↓↓↓
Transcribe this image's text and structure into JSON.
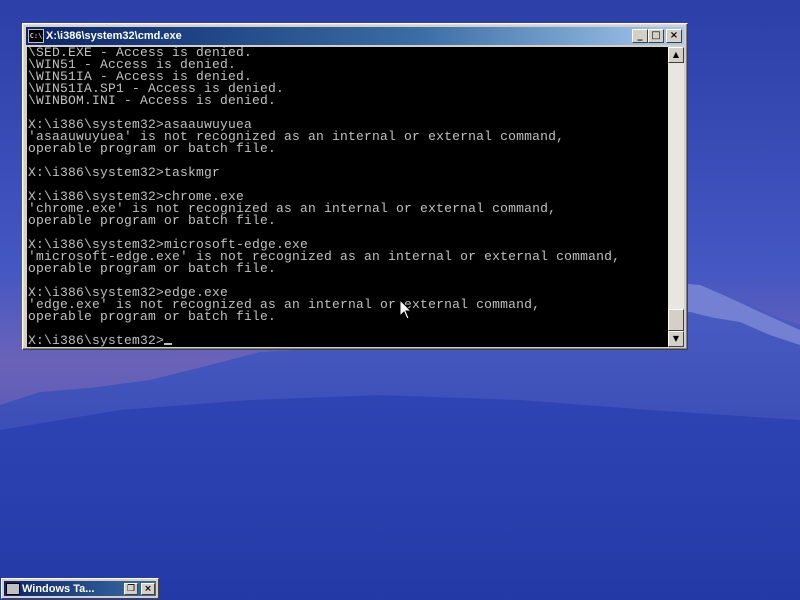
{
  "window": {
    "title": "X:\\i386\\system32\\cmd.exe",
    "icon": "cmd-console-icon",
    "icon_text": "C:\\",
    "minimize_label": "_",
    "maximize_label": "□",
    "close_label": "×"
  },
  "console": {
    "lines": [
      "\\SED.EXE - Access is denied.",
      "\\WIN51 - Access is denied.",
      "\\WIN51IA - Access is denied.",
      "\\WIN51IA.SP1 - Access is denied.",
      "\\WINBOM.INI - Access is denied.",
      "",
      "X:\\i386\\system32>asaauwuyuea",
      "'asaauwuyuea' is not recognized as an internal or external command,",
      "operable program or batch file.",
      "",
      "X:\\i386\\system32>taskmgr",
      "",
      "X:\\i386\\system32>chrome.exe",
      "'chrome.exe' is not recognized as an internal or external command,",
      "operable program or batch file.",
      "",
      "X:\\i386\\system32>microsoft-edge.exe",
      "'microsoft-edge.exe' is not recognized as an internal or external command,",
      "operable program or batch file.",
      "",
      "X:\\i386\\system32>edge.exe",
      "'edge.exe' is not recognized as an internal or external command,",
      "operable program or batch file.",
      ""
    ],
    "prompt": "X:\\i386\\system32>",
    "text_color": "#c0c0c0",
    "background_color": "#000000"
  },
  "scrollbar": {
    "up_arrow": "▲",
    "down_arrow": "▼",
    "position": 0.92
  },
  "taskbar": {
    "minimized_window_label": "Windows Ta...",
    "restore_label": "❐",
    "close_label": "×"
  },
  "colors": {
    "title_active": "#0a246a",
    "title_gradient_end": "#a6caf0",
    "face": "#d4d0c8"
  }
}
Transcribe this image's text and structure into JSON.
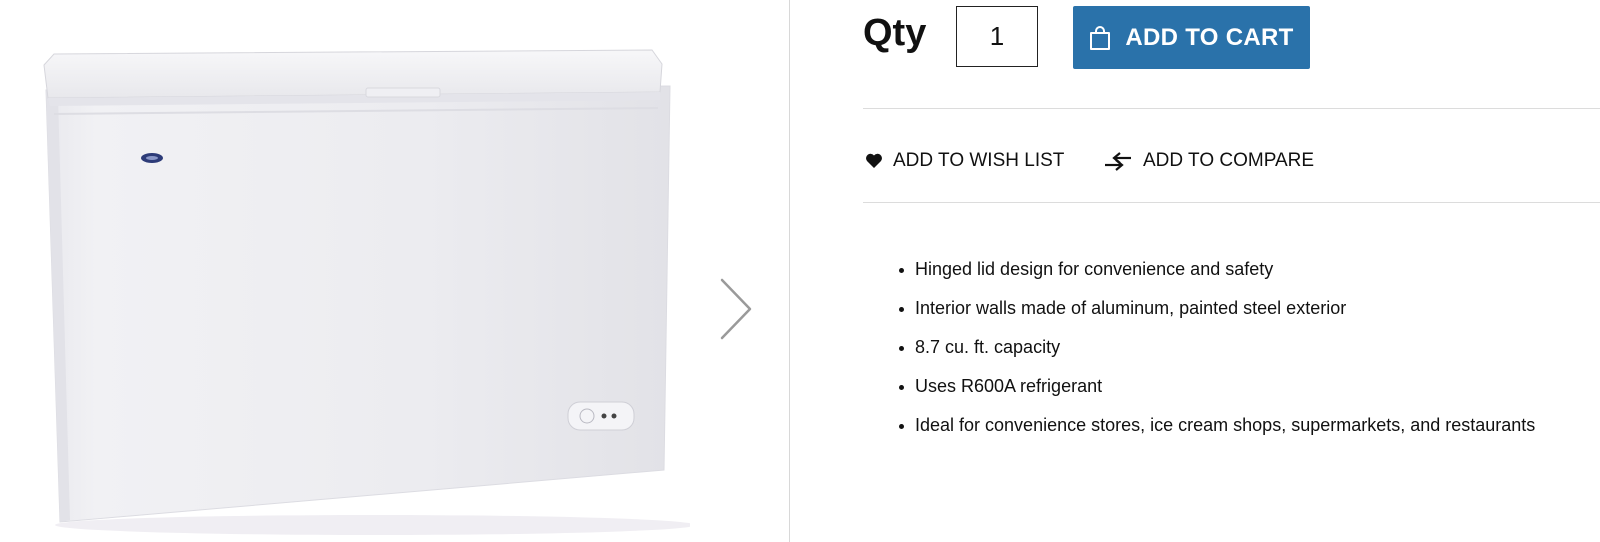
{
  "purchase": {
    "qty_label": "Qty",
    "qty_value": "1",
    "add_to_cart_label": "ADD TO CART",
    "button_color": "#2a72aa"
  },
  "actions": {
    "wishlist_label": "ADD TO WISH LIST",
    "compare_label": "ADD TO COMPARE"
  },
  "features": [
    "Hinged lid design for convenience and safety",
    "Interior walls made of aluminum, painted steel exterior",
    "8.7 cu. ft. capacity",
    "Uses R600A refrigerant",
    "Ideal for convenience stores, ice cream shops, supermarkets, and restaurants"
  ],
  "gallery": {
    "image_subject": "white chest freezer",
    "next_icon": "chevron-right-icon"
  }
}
↑↑↑
WRITTEN INSTRUCTION → Above are records with pictures; repeat the records exactly and leave the pictures out.

FULL OUTPUT →
Transcribe this image's text and structure into JSON.
{
  "window": {
    "title": "X:\\i386\\system32\\cmd.exe",
    "icon": "cmd-console-icon",
    "icon_text": "C:\\",
    "minimize_label": "_",
    "maximize_label": "□",
    "close_label": "×"
  },
  "console": {
    "lines": [
      "\\SED.EXE - Access is denied.",
      "\\WIN51 - Access is denied.",
      "\\WIN51IA - Access is denied.",
      "\\WIN51IA.SP1 - Access is denied.",
      "\\WINBOM.INI - Access is denied.",
      "",
      "X:\\i386\\system32>asaauwuyuea",
      "'asaauwuyuea' is not recognized as an internal or external command,",
      "operable program or batch file.",
      "",
      "X:\\i386\\system32>taskmgr",
      "",
      "X:\\i386\\system32>chrome.exe",
      "'chrome.exe' is not recognized as an internal or external command,",
      "operable program or batch file.",
      "",
      "X:\\i386\\system32>microsoft-edge.exe",
      "'microsoft-edge.exe' is not recognized as an internal or external command,",
      "operable program or batch file.",
      "",
      "X:\\i386\\system32>edge.exe",
      "'edge.exe' is not recognized as an internal or external command,",
      "operable program or batch file.",
      ""
    ],
    "prompt": "X:\\i386\\system32>",
    "text_color": "#c0c0c0",
    "background_color": "#000000"
  },
  "scrollbar": {
    "up_arrow": "▲",
    "down_arrow": "▼",
    "position": 0.92
  },
  "taskbar": {
    "minimized_window_label": "Windows Ta...",
    "restore_label": "❐",
    "close_label": "×"
  },
  "colors": {
    "title_active": "#0a246a",
    "title_gradient_end": "#a6caf0",
    "face": "#d4d0c8"
  }
}
Transcribe this image's text and structure into JSON.
{
  "purchase": {
    "qty_label": "Qty",
    "qty_value": "1",
    "add_to_cart_label": "ADD TO CART",
    "button_color": "#2a72aa"
  },
  "actions": {
    "wishlist_label": "ADD TO WISH LIST",
    "compare_label": "ADD TO COMPARE"
  },
  "features": [
    "Hinged lid design for convenience and safety",
    "Interior walls made of aluminum, painted steel exterior",
    "8.7 cu. ft. capacity",
    "Uses R600A refrigerant",
    "Ideal for convenience stores, ice cream shops, supermarkets, and restaurants"
  ],
  "gallery": {
    "image_subject": "white chest freezer",
    "next_icon": "chevron-right-icon"
  }
}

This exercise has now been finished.